### [TASK DIRECTIONS]
Show every line in the entries below where the word "unit" appears.

### [RECORDS SUPPLIED]
○ ○ ○ ○
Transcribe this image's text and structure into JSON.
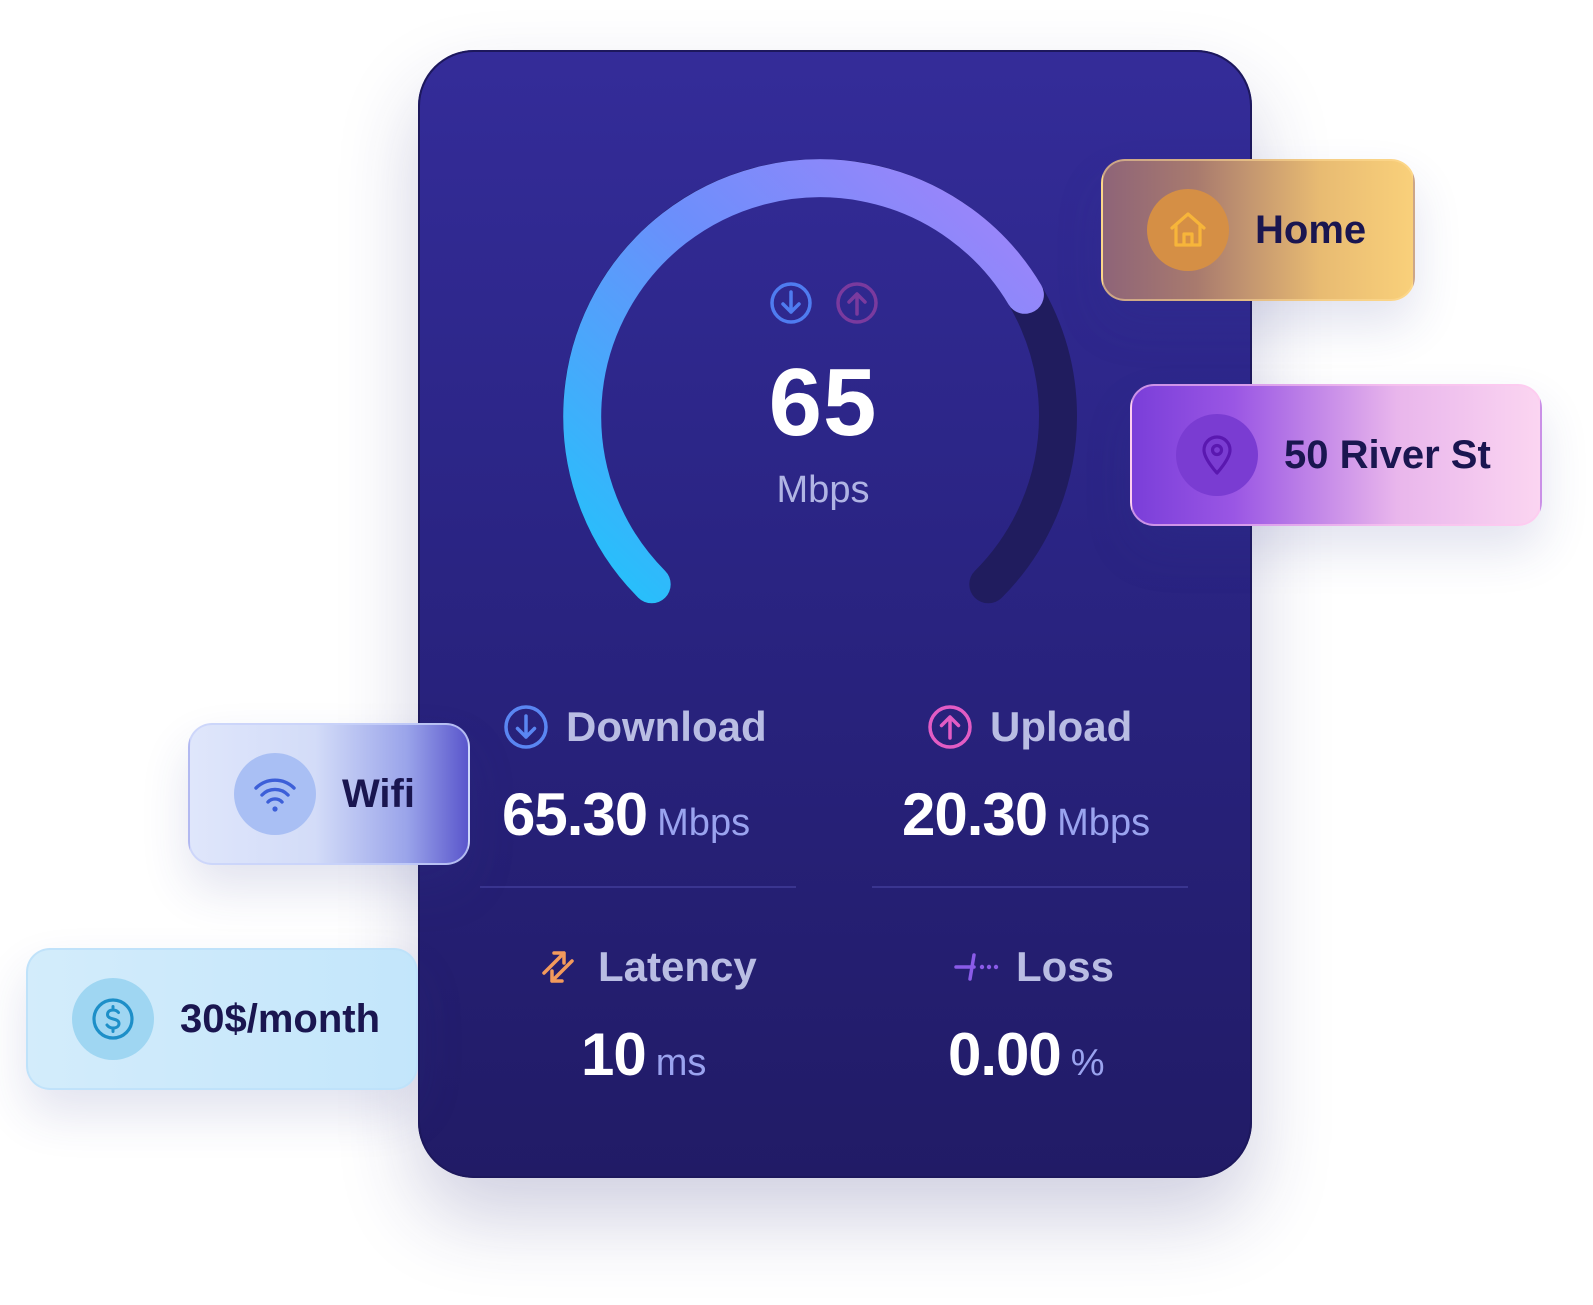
{
  "speed_test": {
    "value": "65",
    "unit": "Mbps",
    "gauge_fraction": 0.72,
    "colors": {
      "gauge_start": "#22c3fb",
      "gauge_mid": "#6b8ffb",
      "gauge_end": "#a483fa",
      "track": "#201c5e"
    }
  },
  "stats": {
    "download": {
      "label": "Download",
      "value": "65.30",
      "unit": "Mbps",
      "icon": "arrow-down-circle-icon",
      "color": "#5a86f2"
    },
    "upload": {
      "label": "Upload",
      "value": "20.30",
      "unit": "Mbps",
      "icon": "arrow-up-circle-icon",
      "color": "#e25cc4"
    },
    "latency": {
      "label": "Latency",
      "value": "10",
      "unit": "ms",
      "icon": "swap-arrows-icon",
      "color": "#f39a5c"
    },
    "loss": {
      "label": "Loss",
      "value": "0.00",
      "unit": "%",
      "icon": "packet-loss-icon",
      "color": "#8a5be8"
    }
  },
  "tags": {
    "home": {
      "label": "Home",
      "icon": "house-icon"
    },
    "address": {
      "label": "50 River St",
      "icon": "map-pin-icon"
    },
    "connection": {
      "label": "Wifi",
      "icon": "wifi-icon"
    },
    "price": {
      "label": "30$/month",
      "icon": "dollar-coin-icon"
    }
  }
}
○ ○ ○ ○
### [REPLY]
    "unit": "Mbps",
      "unit": "Mbps",
      "unit": "Mbps",
      "unit": "ms",
      "unit": "%",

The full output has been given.